◆ **Source records**:
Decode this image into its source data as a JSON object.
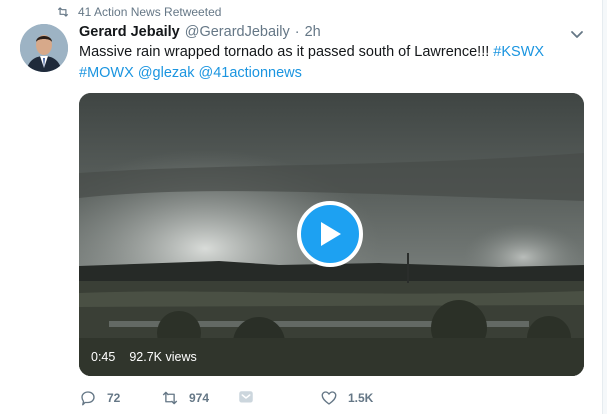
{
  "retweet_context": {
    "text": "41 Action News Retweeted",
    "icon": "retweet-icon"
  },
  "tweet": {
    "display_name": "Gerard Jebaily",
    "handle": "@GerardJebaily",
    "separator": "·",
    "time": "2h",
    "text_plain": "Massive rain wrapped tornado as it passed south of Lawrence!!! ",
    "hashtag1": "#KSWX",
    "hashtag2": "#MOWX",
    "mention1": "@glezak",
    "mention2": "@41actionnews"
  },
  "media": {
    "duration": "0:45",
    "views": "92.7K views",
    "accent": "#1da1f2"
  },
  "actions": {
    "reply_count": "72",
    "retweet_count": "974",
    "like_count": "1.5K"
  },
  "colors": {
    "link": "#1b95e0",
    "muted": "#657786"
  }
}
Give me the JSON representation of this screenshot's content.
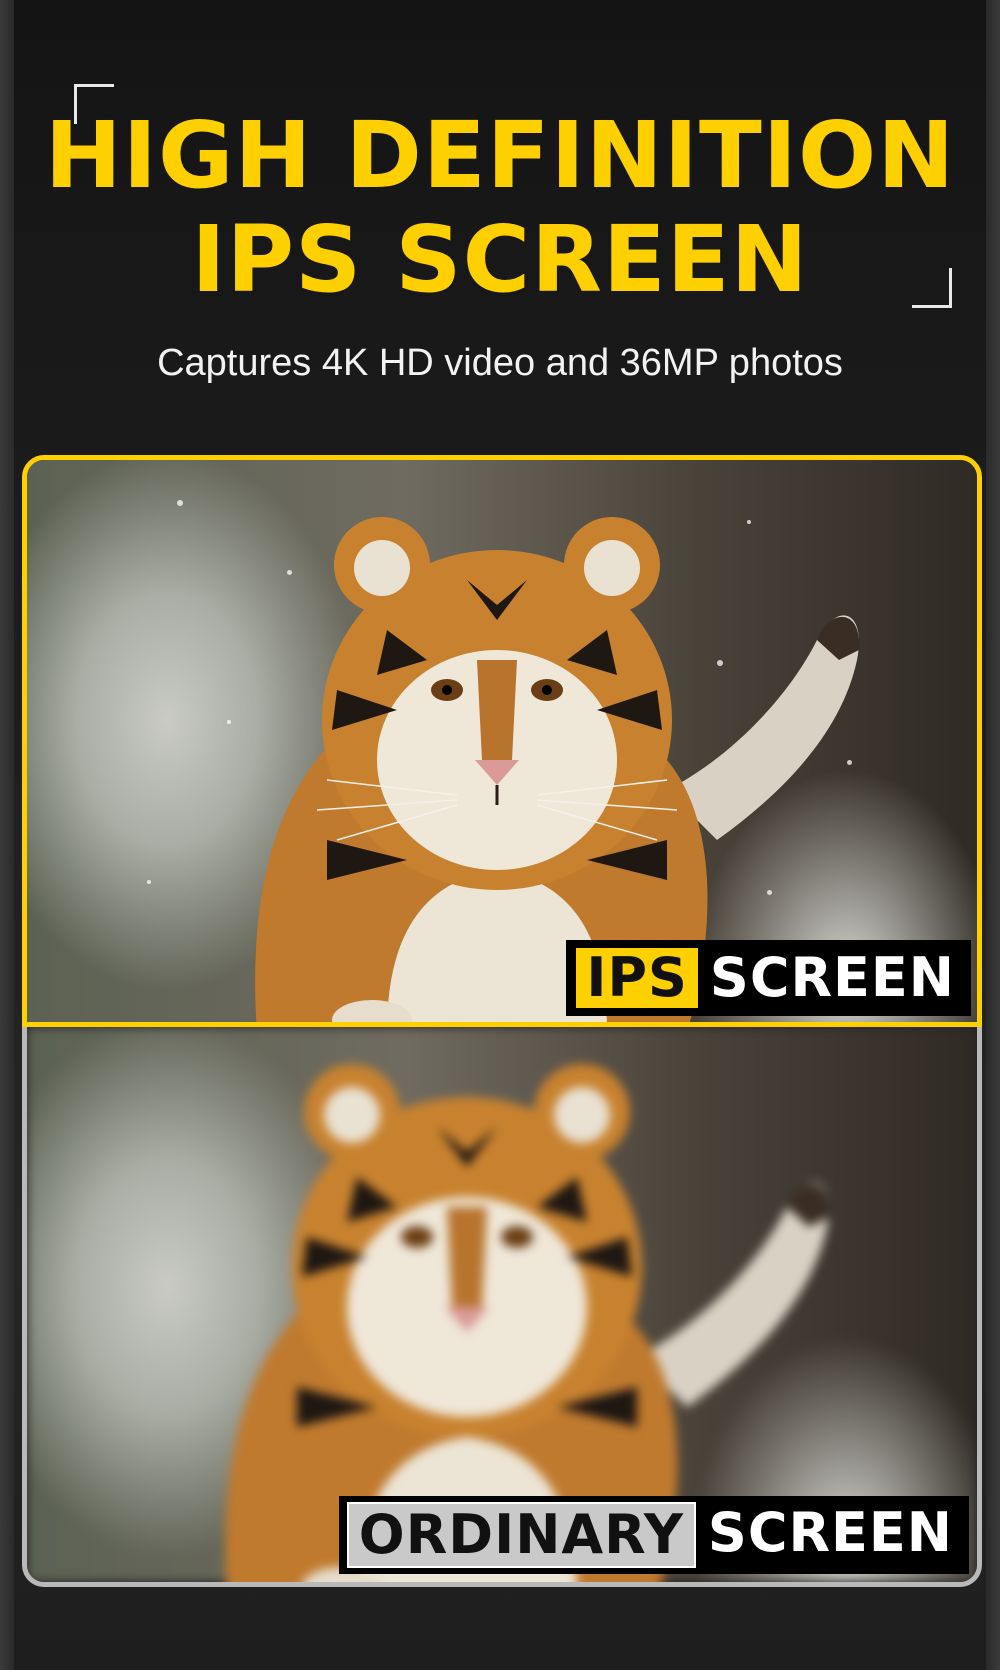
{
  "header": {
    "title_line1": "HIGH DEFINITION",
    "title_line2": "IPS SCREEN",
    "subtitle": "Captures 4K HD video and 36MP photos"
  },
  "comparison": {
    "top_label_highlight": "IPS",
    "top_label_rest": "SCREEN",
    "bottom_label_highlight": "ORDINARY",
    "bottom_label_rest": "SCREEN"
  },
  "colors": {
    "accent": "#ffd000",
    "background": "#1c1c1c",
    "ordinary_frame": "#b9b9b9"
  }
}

◆ **Task directions**: Repeat the records above exactly, leaving out any pictures they contain.

◆ **Solved problem**:
Decode this image into its source data as a JSON object.
{
  "retweet_context": {
    "text": "41 Action News Retweeted",
    "icon": "retweet-icon"
  },
  "tweet": {
    "display_name": "Gerard Jebaily",
    "handle": "@GerardJebaily",
    "separator": "·",
    "time": "2h",
    "text_plain": "Massive rain wrapped tornado as it passed south of Lawrence!!! ",
    "hashtag1": "#KSWX",
    "hashtag2": "#MOWX",
    "mention1": "@glezak",
    "mention2": "@41actionnews"
  },
  "media": {
    "duration": "0:45",
    "views": "92.7K views",
    "accent": "#1da1f2"
  },
  "actions": {
    "reply_count": "72",
    "retweet_count": "974",
    "like_count": "1.5K"
  },
  "colors": {
    "link": "#1b95e0",
    "muted": "#657786"
  }
}
Give me the JSON representation of this screenshot's content.
{
  "header": {
    "title_line1": "HIGH DEFINITION",
    "title_line2": "IPS SCREEN",
    "subtitle": "Captures 4K HD video and 36MP photos"
  },
  "comparison": {
    "top_label_highlight": "IPS",
    "top_label_rest": "SCREEN",
    "bottom_label_highlight": "ORDINARY",
    "bottom_label_rest": "SCREEN"
  },
  "colors": {
    "accent": "#ffd000",
    "background": "#1c1c1c",
    "ordinary_frame": "#b9b9b9"
  }
}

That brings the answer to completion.